■ **WHAT YOU WILL DO**:
In the email thread about the City of Literature, what does pushing the button on the retired parking meters produce?

I hadn’t even heard of Cities of Literature, but it might be nice to live in one…
Alan…? (My memory for names so bad, but I think I met him way back when…).
Doug
> On Nov 6, 2015, at 12:35 AM, Max Richards <[log in to unmask]> wrote:
>
> My old friend in Dunedin has been reporting to me on the visit there of Camilla,
>
> Prince Charles’s Camilla.
>
> Here is his latest bulletin from The City of Literature...
>
> best from Max in Seattle
>>
>> A clever thing that Camilla got to inspect (as I did, subsequently) was parking meters that produce poems rather than tickets. Or perhaps as well as.
>>
>> As a City of Literature idea, and lately for the Vogel Street Party (a shindig in an apartment/former-industrial/area here) was a couple of retired parking meters donated by the Council and brought to life enhanced by a clever computer-geek at the University. A push of a button produces a printed poem, from a prepared digital download of such material. Whether or not it gives one paid parking, I don't know; maybe the poem is only consolation for the eventual parking-fine?

■ **LISTED ENTRIES**:
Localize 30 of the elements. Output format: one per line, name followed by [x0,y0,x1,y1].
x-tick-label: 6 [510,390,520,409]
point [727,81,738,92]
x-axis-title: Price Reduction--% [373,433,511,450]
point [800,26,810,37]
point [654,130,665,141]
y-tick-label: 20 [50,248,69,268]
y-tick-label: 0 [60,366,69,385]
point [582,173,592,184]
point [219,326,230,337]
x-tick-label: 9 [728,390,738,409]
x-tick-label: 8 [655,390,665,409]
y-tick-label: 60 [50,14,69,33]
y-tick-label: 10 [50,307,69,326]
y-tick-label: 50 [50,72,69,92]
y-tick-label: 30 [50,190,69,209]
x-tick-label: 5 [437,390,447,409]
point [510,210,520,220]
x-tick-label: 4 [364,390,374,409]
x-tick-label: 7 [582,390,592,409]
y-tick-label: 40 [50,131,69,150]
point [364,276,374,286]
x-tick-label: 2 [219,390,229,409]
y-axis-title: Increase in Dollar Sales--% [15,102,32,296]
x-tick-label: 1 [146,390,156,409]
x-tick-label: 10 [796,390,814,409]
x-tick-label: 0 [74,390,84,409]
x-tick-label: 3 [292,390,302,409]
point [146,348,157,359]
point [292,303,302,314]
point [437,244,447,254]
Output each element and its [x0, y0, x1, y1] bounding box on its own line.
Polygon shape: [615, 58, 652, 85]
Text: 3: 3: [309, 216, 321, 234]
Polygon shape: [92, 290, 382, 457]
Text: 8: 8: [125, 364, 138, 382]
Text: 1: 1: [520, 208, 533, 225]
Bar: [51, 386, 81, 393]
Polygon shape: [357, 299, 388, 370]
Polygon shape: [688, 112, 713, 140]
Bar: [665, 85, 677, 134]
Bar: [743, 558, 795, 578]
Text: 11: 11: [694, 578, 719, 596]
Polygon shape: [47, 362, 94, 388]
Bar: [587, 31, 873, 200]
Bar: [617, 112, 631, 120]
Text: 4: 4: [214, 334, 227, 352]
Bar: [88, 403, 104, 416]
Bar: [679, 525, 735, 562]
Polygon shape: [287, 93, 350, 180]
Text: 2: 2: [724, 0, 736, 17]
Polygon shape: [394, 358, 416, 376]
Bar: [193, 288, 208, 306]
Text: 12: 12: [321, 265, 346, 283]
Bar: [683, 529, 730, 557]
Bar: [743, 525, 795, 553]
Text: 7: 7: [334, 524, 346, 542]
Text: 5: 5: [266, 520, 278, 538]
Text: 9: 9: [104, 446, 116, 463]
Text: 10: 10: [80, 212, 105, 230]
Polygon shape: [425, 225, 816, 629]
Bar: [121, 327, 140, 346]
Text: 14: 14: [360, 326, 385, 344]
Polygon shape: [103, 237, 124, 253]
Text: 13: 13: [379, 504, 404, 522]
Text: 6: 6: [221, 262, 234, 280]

---

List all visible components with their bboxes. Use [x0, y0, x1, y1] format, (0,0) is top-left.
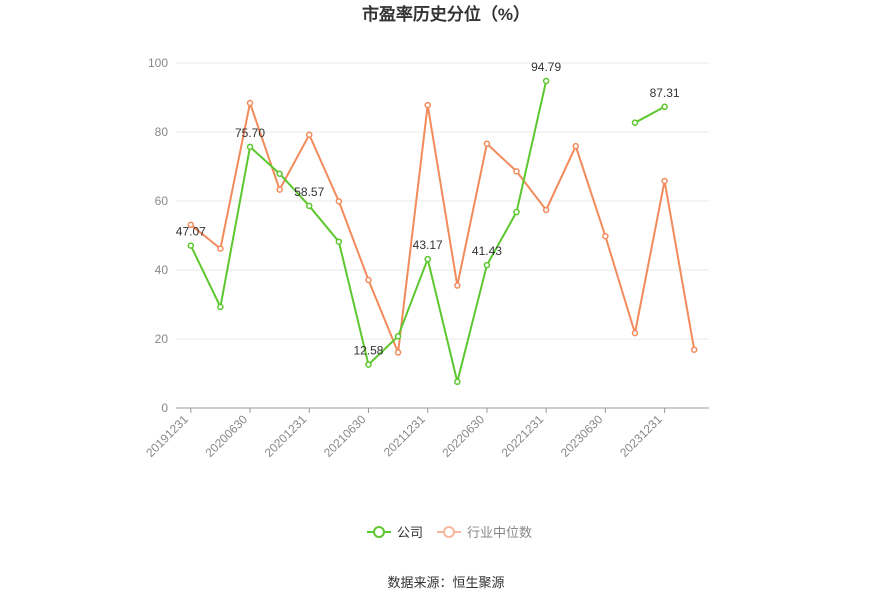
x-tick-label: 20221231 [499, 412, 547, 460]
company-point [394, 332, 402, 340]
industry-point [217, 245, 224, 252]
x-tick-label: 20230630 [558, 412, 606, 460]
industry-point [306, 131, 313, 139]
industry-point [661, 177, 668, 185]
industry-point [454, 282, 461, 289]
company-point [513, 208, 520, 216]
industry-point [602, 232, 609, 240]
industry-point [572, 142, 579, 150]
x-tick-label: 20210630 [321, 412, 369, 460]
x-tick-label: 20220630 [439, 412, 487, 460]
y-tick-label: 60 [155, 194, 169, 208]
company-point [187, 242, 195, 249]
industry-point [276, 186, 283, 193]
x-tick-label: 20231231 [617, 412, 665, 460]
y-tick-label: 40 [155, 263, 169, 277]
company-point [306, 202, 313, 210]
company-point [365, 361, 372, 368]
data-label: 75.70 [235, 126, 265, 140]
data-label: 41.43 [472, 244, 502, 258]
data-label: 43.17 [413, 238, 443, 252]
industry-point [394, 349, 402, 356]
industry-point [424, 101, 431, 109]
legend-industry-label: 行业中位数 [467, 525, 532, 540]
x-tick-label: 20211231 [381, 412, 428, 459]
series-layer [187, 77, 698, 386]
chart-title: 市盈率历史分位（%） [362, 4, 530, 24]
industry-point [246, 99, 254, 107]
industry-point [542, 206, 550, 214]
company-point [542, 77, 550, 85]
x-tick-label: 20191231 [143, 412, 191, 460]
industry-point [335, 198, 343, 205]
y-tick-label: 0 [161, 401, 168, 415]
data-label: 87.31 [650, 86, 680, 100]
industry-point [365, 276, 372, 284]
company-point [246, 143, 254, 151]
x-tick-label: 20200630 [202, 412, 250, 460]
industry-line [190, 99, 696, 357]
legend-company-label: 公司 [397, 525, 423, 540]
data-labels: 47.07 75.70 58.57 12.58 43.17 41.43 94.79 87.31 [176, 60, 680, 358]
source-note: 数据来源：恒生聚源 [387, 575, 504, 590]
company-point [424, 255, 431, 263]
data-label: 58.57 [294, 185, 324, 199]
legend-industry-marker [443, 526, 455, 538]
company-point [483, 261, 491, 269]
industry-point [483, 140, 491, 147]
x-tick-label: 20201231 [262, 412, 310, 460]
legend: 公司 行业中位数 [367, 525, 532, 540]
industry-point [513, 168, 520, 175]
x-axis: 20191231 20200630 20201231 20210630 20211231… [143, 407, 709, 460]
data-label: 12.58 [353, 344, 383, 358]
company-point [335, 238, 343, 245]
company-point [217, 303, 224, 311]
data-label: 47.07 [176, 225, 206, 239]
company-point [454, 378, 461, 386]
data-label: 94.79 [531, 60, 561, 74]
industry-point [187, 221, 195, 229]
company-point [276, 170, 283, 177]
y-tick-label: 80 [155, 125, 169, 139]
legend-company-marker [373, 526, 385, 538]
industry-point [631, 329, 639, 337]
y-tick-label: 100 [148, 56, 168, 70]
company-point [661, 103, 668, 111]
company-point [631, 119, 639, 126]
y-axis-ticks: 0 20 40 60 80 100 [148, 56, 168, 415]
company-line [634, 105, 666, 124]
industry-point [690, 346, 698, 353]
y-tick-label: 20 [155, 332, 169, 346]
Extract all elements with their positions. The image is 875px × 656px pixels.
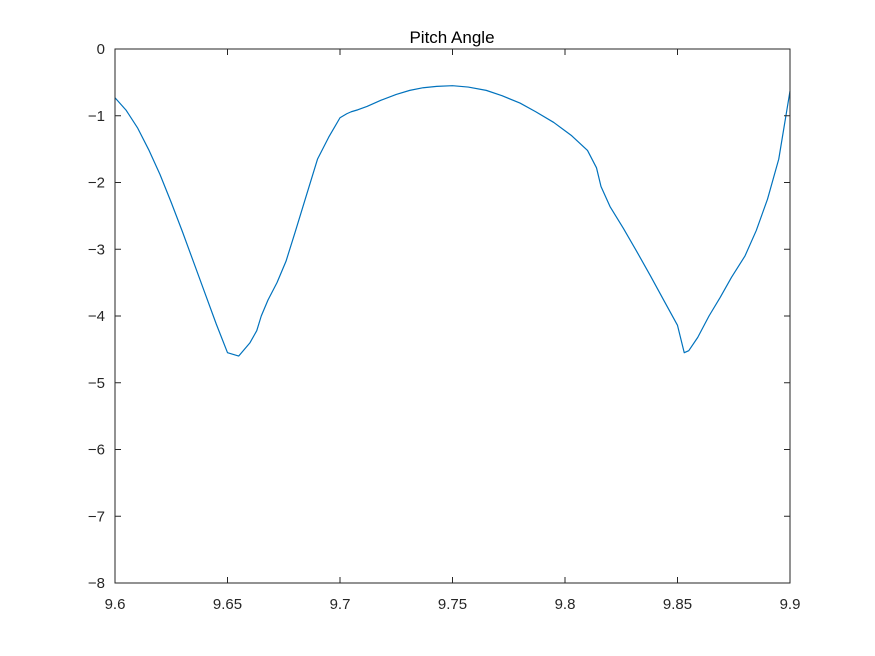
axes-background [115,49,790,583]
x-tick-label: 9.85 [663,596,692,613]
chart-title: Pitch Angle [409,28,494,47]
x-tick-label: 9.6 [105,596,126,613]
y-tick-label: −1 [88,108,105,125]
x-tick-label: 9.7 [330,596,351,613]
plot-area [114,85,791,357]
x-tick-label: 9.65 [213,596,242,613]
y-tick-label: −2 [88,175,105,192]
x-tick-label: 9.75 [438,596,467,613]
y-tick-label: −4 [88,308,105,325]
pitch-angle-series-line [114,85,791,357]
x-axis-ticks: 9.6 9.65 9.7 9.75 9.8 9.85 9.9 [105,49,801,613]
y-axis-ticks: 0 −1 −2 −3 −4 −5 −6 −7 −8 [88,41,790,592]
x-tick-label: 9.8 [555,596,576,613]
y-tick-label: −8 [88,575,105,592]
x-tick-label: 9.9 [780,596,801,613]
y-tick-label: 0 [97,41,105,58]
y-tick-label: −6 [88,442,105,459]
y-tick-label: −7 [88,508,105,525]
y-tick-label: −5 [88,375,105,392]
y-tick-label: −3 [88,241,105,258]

■ **RESPONSE BELOW**:
A printed poem.